#### Input records
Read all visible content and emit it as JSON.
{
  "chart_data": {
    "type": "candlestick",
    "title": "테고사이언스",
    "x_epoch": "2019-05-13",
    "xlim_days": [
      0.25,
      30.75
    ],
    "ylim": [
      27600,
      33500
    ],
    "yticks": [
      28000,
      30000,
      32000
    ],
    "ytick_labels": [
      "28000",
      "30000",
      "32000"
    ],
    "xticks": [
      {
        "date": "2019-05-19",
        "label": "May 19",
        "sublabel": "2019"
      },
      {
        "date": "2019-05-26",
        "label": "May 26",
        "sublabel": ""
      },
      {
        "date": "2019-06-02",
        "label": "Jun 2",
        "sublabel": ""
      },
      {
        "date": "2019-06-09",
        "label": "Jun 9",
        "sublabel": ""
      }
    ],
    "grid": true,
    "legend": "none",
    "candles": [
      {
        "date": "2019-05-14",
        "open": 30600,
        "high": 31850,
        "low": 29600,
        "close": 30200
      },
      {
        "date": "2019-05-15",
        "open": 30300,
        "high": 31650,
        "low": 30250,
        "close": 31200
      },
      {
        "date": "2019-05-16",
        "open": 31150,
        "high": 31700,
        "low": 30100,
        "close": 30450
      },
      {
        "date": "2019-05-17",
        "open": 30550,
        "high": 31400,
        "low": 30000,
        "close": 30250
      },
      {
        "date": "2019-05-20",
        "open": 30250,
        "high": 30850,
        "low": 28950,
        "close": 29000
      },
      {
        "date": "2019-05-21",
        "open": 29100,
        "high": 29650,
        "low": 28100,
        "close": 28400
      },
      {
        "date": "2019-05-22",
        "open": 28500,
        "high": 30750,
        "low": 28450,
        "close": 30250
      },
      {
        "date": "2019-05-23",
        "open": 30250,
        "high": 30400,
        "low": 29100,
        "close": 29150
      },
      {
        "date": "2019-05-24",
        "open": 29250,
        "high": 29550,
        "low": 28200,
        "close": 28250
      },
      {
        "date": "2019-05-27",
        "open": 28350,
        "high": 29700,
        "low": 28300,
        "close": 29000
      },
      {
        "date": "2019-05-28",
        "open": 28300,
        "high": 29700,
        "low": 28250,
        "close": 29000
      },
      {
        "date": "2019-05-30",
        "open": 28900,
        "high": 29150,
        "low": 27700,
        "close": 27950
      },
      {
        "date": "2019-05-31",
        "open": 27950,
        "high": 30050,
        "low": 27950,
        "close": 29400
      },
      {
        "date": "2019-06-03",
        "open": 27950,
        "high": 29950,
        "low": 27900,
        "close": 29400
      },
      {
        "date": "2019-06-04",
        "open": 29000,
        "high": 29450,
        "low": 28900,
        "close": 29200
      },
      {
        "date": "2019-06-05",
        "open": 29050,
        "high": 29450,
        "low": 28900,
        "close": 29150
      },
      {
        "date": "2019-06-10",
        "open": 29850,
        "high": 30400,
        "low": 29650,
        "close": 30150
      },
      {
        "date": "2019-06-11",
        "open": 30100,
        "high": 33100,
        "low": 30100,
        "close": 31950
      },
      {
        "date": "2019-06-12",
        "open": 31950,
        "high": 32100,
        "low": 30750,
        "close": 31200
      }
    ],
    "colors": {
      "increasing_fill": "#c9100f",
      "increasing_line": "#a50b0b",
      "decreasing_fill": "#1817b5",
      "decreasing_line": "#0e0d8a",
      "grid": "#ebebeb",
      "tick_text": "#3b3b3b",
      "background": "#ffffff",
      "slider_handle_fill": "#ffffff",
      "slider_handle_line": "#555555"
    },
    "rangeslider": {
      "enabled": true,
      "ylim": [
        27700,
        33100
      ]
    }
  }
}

#### Exercise task
Write out the records shown above, exactly as they appear.

#### Solution
Read all visible content and emit it as JSON.
{
  "chart_data": {
    "type": "candlestick",
    "title": "테고사이언스",
    "x_epoch": "2019-05-13",
    "xlim_days": [
      0.25,
      30.75
    ],
    "ylim": [
      27600,
      33500
    ],
    "yticks": [
      28000,
      30000,
      32000
    ],
    "ytick_labels": [
      "28000",
      "30000",
      "32000"
    ],
    "xticks": [
      {
        "date": "2019-05-19",
        "label": "May 19",
        "sublabel": "2019"
      },
      {
        "date": "2019-05-26",
        "label": "May 26",
        "sublabel": ""
      },
      {
        "date": "2019-06-02",
        "label": "Jun 2",
        "sublabel": ""
      },
      {
        "date": "2019-06-09",
        "label": "Jun 9",
        "sublabel": ""
      }
    ],
    "grid": true,
    "legend": "none",
    "candles": [
      {
        "date": "2019-05-14",
        "open": 30600,
        "high": 31850,
        "low": 29600,
        "close": 30200
      },
      {
        "date": "2019-05-15",
        "open": 30300,
        "high": 31650,
        "low": 30250,
        "close": 31200
      },
      {
        "date": "2019-05-16",
        "open": 31150,
        "high": 31700,
        "low": 30100,
        "close": 30450
      },
      {
        "date": "2019-05-17",
        "open": 30550,
        "high": 31400,
        "low": 30000,
        "close": 30250
      },
      {
        "date": "2019-05-20",
        "open": 30250,
        "high": 30850,
        "low": 28950,
        "close": 29000
      },
      {
        "date": "2019-05-21",
        "open": 29100,
        "high": 29650,
        "low": 28100,
        "close": 28400
      },
      {
        "date": "2019-05-22",
        "open": 28500,
        "high": 30750,
        "low": 28450,
        "close": 30250
      },
      {
        "date": "2019-05-23",
        "open": 30250,
        "high": 30400,
        "low": 29100,
        "close": 29150
      },
      {
        "date": "2019-05-24",
        "open": 29250,
        "high": 29550,
        "low": 28200,
        "close": 28250
      },
      {
        "date": "2019-05-27",
        "open": 28350,
        "high": 29700,
        "low": 28300,
        "close": 29000
      },
      {
        "date": "2019-05-28",
        "open": 28300,
        "high": 29700,
        "low": 28250,
        "close": 29000
      },
      {
        "date": "2019-05-30",
        "open": 28900,
        "high": 29150,
        "low": 27700,
        "close": 27950
      },
      {
        "date": "2019-05-31",
        "open": 27950,
        "high": 30050,
        "low": 27950,
        "close": 29400
      },
      {
        "date": "2019-06-03",
        "open": 27950,
        "high": 29950,
        "low": 27900,
        "close": 29400
      },
      {
        "date": "2019-06-04",
        "open": 29000,
        "high": 29450,
        "low": 28900,
        "close": 29200
      },
      {
        "date": "2019-06-05",
        "open": 29050,
        "high": 29450,
        "low": 28900,
        "close": 29150
      },
      {
        "date": "2019-06-10",
        "open": 29850,
        "high": 30400,
        "low": 29650,
        "close": 30150
      },
      {
        "date": "2019-06-11",
        "open": 30100,
        "high": 33100,
        "low": 30100,
        "close": 31950
      },
      {
        "date": "2019-06-12",
        "open": 31950,
        "high": 32100,
        "low": 30750,
        "close": 31200
      }
    ],
    "colors": {
      "increasing_fill": "#c9100f",
      "increasing_line": "#a50b0b",
      "decreasing_fill": "#1817b5",
      "decreasing_line": "#0e0d8a",
      "grid": "#ebebeb",
      "tick_text": "#3b3b3b",
      "background": "#ffffff",
      "slider_handle_fill": "#ffffff",
      "slider_handle_line": "#555555"
    },
    "rangeslider": {
      "enabled": true,
      "ylim": [
        27700,
        33100
      ]
    }
  }
}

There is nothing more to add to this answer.